| What the task asks |
Wherever the string "Imported" appears, copy the whole line.

[Start of Provided entries]

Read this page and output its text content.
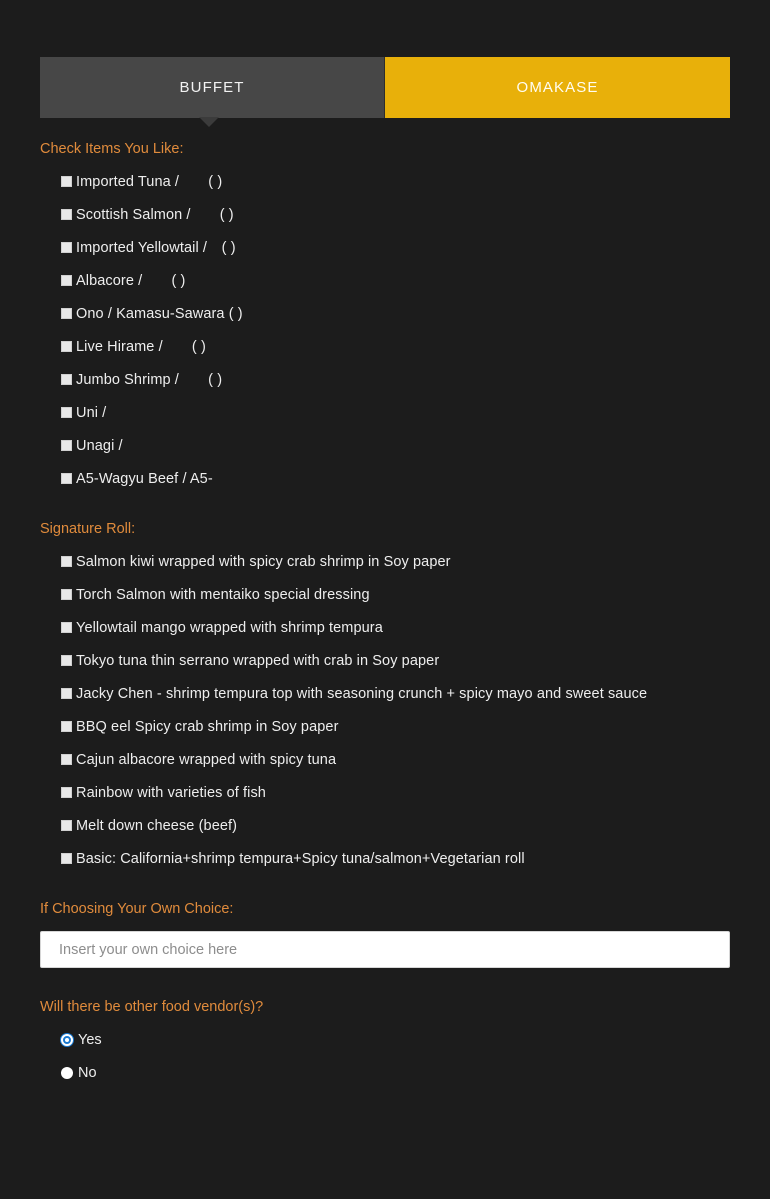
BUFFET	OMAKASE

Check Items You Like:

Imported Tuna /  ( )
Scottish Salmon /  ( )
Imported Yellowtail / ( )
Albacore /  ( )
Ono / Kamasu-Sawara ( )
Live Hirame /  ( )
Jumbo Shrimp /  ( )
Uni /
Unagi /
A5-Wagyu Beef / A5-

Signature Roll:

Salmon kiwi wrapped with spicy crab shrimp in Soy paper
Torch Salmon with mentaiko special dressing
Yellowtail mango wrapped with shrimp tempura
Tokyo tuna thin serrano wrapped with crab in Soy paper
Jacky Chen - shrimp tempura top with seasoning crunch + spicy mayo and sweet sauce
BBQ eel Spicy crab shrimp in Soy paper
Cajun albacore wrapped with spicy tuna
Rainbow with varieties of fish
Melt down cheese (beef)
Basic: California+shrimp tempura+Spicy tuna/salmon+Vegetarian roll

If Choosing Your Own Choice:

Insert your own choice here

Will there be other food vendor(s)?

Yes
No
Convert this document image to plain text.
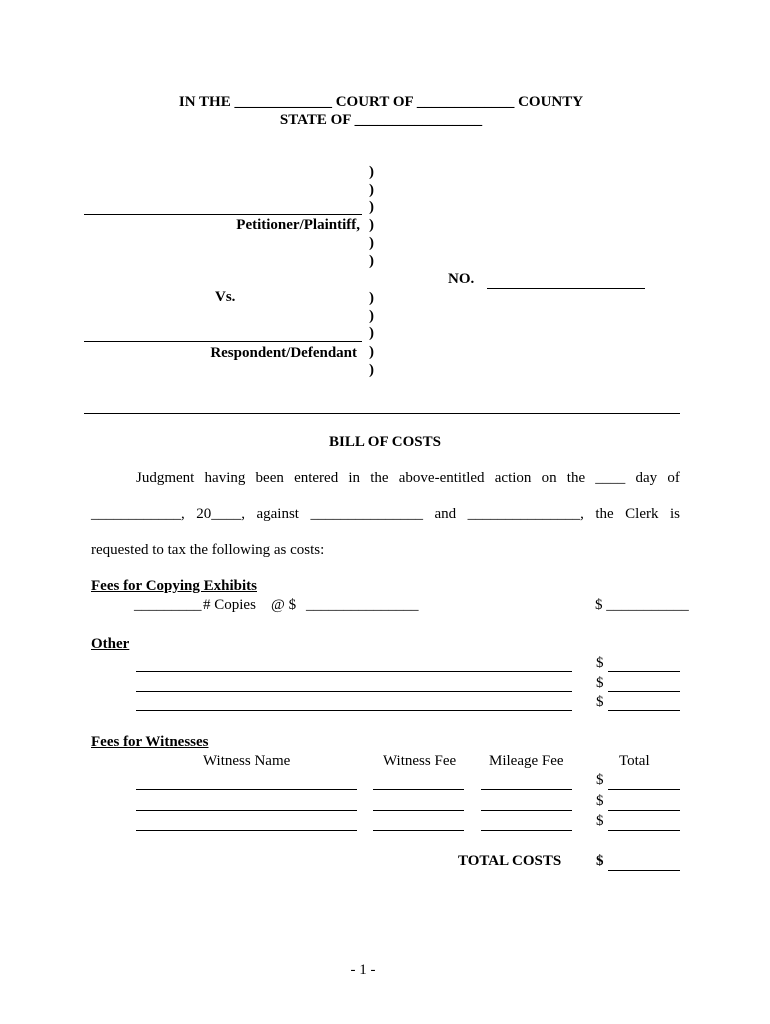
IN THE _____________ COURT OF _____________ COUNTY
STATE OF _________________
)
)
)
)
)
)
)
)
)
)
)
Petitioner/Plaintiff,
Vs.
Respondent/Defendant
NO.
BILL OF COSTS
Judgment having been entered in the above-entitled action on the ____ day of
____________, 20____, against _______________ and _______________, the Clerk is
requested to tax the following as costs:
Fees for Copying Exhibits
_________ # Copies @ $ _______________	$ ___________
Other
$
$
$
Fees for Witnesses
Witness Name	Witness Fee Mileage Fee	Total
$
$
$
TOTAL COSTS $
- 1 -
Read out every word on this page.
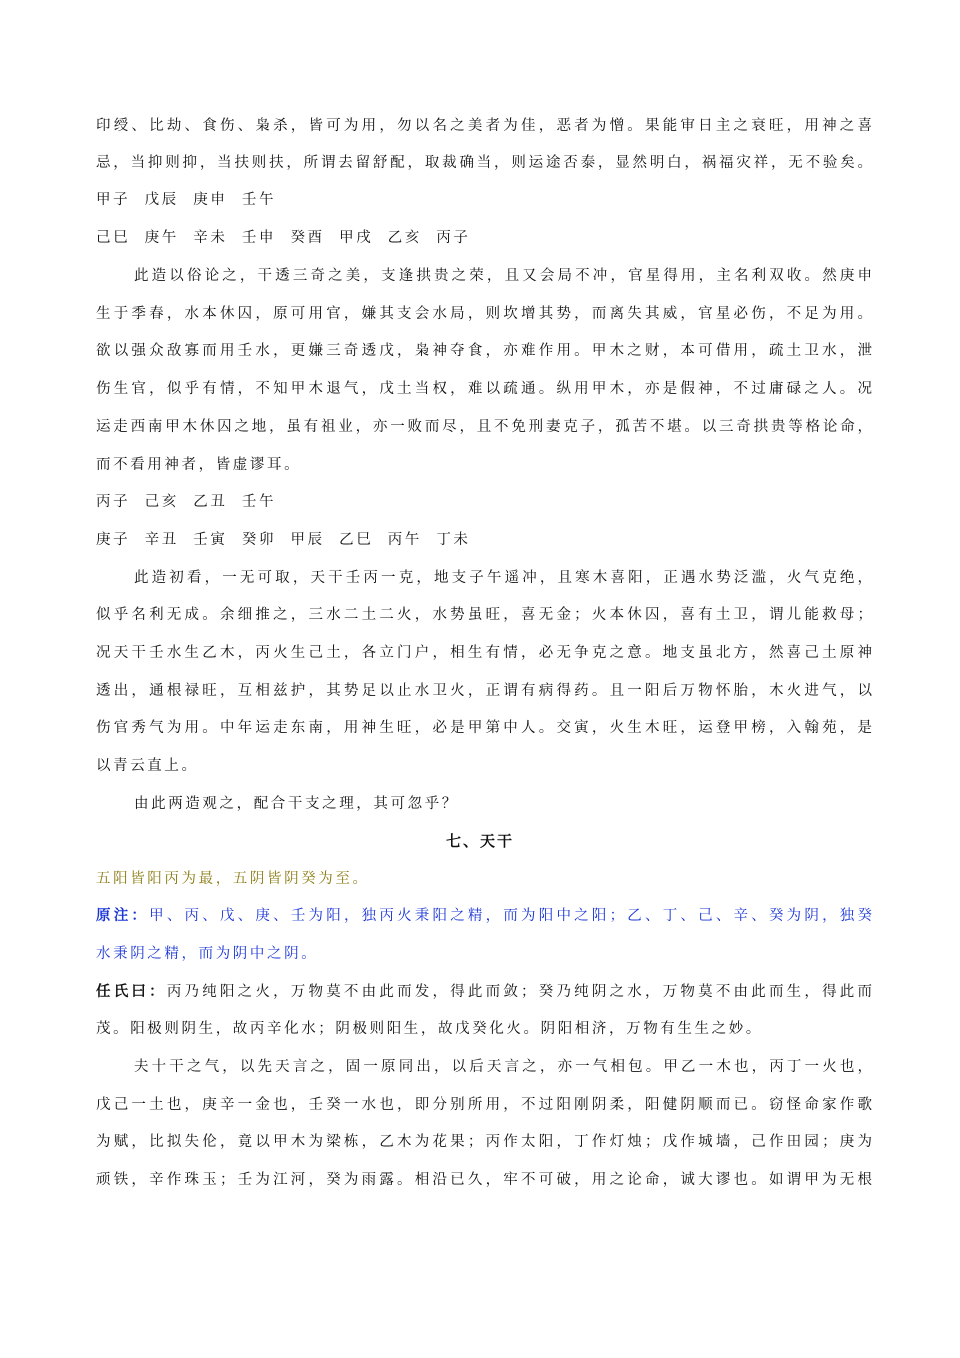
印绶、比劫、食伤、枭杀，皆可为用，勿以名之美者为佳，恶者为憎。果能审日主之衰旺，用神之喜
忌，当抑则抑，当扶则扶，所谓去留舒配，取裁确当，则运途否泰，显然明白，祸福灾祥，无不验矣。
甲子  戊辰  庚申  壬午
己巳  庚午  辛未  壬申  癸酉  甲戌  乙亥  丙子
此造以俗论之，干透三奇之美，支逢拱贵之荣，且又会局不冲，官星得用，主名利双收。然庚申
生于季春，水本休囚，原可用官，嫌其支会水局，则坎增其势，而离失其威，官星必伤，不足为用。
欲以强众敌寡而用壬水，更嫌三奇透戊，枭神夺食，亦难作用。甲木之财，本可借用，疏土卫水，泄
伤生官，似乎有情，不知甲木退气，戊土当权，难以疏通。纵用甲木，亦是假神，不过庸碌之人。况
运走西南甲木休囚之地，虽有祖业，亦一败而尽，且不免刑妻克子，孤苦不堪。以三奇拱贵等格论命，
而不看用神者，皆虚谬耳。
丙子  己亥  乙丑  壬午
庚子  辛丑  壬寅  癸卯  甲辰  乙巳  丙午  丁未
此造初看，一无可取，天干壬丙一克，地支子午遥冲，且寒木喜阳，正遇水势泛滥，火气克绝，
似乎名利无成。余细推之，三水二土二火，水势虽旺，喜无金；火本休囚，喜有土卫，谓儿能救母；
况天干壬水生乙木，丙火生己土，各立门户，相生有情，必无争克之意。地支虽北方，然喜己土原神
透出，通根禄旺，互相兹护，其势足以止水卫火，正谓有病得药。且一阳后万物怀胎，木火进气，以
伤官秀气为用。中年运走东南，用神生旺，必是甲第中人。交寅，火生木旺，运登甲榜，入翰苑，是
以青云直上。
由此两造观之，配合干支之理，其可忽乎？
七、天干
五阳皆阳丙为最，五阴皆阴癸为至。
原注：甲、丙、戊、庚、壬为阳，独丙火秉阳之精，而为阳中之阳；乙、丁、己、辛、癸为阴，独癸
水秉阴之精，而为阴中之阴。
任氏曰：丙乃纯阳之火，万物莫不由此而发，得此而敛；癸乃纯阴之水，万物莫不由此而生，得此而
茂。阳极则阴生，故丙辛化水；阴极则阳生，故戊癸化火。阴阳相济，万物有生生之妙。
夫十干之气，以先天言之，固一原同出，以后天言之，亦一气相包。甲乙一木也，丙丁一火也，
戊己一土也，庚辛一金也，壬癸一水也，即分别所用，不过阳刚阴柔，阳健阴顺而已。窃怪命家作歌
为赋，比拟失伦，竟以甲木为梁栋，乙木为花果；丙作太阳，丁作灯烛；戊作城墙，己作田园；庚为
顽铁，辛作珠玉；壬为江河，癸为雨露。相沿已久，牢不可破，用之论命，诚大谬也。如谓甲为无根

[End of Provided entries]

| Task output |
Imported Tuna /  ( )
Imported Yellowtail / ( )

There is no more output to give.